SET PROBLEM: Collect the lines of the entries where "NICAM" shows up.

Lines of data
** BEGIN **
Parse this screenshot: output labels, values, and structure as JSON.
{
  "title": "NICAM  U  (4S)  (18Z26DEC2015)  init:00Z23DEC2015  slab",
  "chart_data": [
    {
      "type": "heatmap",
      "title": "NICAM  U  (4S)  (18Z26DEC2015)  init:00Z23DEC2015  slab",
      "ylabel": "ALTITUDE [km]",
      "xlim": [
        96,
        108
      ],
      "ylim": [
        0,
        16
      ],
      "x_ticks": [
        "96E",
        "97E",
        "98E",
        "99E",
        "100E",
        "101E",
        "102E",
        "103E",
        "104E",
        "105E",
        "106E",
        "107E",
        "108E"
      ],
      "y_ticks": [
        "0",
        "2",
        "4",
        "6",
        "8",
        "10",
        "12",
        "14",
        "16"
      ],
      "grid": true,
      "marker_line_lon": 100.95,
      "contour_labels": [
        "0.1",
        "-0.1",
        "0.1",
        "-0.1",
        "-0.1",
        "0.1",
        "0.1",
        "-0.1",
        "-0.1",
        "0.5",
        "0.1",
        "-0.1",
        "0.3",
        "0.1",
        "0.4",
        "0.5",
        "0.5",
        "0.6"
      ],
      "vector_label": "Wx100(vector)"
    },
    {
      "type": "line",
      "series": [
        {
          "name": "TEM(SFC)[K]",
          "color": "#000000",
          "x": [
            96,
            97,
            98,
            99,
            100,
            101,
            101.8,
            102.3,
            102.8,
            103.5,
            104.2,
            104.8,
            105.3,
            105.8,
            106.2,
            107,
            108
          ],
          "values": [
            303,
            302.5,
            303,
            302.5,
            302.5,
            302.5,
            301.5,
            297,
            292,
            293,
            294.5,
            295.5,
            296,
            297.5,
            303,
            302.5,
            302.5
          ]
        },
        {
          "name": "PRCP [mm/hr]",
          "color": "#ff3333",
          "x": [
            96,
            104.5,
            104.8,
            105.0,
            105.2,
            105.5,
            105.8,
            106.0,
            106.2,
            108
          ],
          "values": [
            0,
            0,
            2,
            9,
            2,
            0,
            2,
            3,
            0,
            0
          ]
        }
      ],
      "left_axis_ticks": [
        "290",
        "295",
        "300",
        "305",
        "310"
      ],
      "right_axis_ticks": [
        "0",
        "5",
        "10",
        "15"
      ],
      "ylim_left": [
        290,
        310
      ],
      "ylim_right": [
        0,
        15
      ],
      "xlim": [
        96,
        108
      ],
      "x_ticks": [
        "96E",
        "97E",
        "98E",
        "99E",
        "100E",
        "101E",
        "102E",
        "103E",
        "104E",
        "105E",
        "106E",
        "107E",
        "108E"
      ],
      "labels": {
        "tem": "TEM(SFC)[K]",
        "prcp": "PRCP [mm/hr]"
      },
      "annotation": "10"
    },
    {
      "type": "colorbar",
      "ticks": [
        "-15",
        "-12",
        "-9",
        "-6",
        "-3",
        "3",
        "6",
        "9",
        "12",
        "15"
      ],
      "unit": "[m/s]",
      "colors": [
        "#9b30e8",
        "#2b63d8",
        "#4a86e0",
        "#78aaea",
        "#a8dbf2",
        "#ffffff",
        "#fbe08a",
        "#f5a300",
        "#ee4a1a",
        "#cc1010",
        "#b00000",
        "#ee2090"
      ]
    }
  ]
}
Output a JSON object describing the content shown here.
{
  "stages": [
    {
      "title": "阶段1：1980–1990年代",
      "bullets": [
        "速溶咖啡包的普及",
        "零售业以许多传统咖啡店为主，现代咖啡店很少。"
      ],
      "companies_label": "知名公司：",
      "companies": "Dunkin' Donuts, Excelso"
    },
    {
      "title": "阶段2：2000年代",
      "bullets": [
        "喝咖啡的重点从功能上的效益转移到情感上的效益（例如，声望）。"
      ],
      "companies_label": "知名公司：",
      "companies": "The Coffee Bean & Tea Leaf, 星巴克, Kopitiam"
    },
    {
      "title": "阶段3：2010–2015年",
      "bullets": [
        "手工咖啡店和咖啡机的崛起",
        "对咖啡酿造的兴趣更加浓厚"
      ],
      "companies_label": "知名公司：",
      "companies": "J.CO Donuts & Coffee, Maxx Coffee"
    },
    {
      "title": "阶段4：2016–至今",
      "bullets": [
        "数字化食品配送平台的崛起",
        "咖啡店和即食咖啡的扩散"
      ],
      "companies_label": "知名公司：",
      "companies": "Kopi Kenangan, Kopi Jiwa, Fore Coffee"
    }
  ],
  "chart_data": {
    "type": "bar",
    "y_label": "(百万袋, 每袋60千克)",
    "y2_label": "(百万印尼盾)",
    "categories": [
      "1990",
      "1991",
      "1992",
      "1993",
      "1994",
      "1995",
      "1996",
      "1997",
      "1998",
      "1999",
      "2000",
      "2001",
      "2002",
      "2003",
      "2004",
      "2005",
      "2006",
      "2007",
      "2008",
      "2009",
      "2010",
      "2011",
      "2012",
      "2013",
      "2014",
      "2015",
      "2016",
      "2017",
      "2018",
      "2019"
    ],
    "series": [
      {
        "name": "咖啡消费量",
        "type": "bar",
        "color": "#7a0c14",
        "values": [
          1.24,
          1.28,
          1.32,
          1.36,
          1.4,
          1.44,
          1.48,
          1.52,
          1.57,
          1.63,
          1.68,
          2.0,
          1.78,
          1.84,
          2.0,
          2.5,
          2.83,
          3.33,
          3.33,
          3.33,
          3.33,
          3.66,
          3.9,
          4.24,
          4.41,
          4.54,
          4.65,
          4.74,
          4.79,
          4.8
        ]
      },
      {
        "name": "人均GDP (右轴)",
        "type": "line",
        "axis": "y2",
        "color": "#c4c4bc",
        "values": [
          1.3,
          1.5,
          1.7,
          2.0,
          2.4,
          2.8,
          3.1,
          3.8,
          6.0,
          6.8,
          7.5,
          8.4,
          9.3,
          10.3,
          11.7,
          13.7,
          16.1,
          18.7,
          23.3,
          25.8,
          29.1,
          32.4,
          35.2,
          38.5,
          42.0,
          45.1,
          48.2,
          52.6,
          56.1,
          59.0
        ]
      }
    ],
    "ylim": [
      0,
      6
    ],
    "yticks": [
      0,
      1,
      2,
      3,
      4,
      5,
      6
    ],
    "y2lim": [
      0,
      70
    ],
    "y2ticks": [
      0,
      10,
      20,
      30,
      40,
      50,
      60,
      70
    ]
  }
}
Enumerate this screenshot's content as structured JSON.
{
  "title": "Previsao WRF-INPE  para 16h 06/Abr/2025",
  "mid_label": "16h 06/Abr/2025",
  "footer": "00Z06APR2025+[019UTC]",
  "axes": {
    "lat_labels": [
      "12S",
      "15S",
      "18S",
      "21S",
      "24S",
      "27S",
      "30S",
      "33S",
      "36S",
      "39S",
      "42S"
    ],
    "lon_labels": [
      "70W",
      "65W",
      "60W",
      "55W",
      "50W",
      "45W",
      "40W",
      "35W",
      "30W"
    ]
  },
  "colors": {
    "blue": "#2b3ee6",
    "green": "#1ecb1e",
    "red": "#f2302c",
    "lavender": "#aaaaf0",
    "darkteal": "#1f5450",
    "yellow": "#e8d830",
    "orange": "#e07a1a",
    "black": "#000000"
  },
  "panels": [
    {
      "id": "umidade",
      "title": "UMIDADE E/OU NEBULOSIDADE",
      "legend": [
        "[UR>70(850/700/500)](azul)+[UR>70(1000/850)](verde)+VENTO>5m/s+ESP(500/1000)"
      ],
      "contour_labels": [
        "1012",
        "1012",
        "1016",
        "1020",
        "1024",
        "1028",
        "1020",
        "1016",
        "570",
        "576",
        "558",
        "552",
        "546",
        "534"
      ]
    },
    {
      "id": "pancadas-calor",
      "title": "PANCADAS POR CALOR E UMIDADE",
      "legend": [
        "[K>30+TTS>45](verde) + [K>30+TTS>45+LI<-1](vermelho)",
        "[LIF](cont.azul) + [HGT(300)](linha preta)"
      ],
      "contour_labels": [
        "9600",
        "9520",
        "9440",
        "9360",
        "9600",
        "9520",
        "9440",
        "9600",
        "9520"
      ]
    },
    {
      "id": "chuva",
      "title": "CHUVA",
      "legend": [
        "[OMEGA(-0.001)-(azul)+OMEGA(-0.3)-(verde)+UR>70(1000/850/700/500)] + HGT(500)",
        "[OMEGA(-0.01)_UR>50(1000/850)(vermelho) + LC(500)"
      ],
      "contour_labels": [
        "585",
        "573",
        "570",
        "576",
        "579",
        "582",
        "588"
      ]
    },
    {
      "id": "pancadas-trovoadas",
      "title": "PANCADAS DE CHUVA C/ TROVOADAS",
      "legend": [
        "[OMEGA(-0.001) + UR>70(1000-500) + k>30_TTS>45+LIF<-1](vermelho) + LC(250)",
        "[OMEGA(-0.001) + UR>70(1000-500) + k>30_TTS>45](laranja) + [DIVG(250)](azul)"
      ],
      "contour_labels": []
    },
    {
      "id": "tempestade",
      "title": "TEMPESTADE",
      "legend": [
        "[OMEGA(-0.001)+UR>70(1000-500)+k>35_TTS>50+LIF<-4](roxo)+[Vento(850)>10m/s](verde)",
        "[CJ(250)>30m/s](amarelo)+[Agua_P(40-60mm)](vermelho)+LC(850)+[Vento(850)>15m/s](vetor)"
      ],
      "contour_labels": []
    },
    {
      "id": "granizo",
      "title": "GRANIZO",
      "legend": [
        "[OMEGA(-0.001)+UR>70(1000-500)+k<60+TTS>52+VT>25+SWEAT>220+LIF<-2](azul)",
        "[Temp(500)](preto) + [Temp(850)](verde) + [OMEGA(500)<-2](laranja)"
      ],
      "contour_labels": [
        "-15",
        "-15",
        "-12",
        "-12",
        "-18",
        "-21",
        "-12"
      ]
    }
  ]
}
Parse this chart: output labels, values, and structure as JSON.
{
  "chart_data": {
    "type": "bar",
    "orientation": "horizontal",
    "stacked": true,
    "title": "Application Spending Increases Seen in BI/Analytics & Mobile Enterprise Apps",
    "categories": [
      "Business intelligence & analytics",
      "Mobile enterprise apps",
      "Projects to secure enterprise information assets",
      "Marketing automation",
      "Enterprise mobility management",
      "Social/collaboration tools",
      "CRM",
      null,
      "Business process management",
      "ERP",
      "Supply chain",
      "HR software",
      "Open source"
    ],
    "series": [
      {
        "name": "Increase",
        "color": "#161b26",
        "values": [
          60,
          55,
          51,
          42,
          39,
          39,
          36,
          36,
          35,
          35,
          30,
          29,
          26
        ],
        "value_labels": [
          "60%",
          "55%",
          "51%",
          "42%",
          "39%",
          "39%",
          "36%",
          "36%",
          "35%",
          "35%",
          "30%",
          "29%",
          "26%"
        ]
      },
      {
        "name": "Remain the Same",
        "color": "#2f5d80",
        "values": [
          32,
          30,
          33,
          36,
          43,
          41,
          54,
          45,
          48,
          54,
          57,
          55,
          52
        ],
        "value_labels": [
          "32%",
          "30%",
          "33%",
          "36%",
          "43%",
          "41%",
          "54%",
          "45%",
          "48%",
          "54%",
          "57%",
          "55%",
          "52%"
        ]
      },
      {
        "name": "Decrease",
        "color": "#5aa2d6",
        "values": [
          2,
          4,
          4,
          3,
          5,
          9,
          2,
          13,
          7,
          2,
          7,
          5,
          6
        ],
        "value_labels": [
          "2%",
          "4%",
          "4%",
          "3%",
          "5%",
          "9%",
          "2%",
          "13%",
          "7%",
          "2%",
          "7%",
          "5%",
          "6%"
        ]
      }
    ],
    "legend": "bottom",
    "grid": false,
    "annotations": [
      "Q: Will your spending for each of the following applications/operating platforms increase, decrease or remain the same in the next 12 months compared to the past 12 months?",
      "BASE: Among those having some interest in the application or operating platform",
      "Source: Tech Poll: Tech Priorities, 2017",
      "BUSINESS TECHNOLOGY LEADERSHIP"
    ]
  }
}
** END **
RESPONSE TO THE TASK:
  "title": "NICAM  U  (4S)  (18Z26DEC2015)  init:00Z23DEC2015  slab",
      "title": "NICAM  U  (4S)  (18Z26DEC2015)  init:00Z23DEC2015  slab",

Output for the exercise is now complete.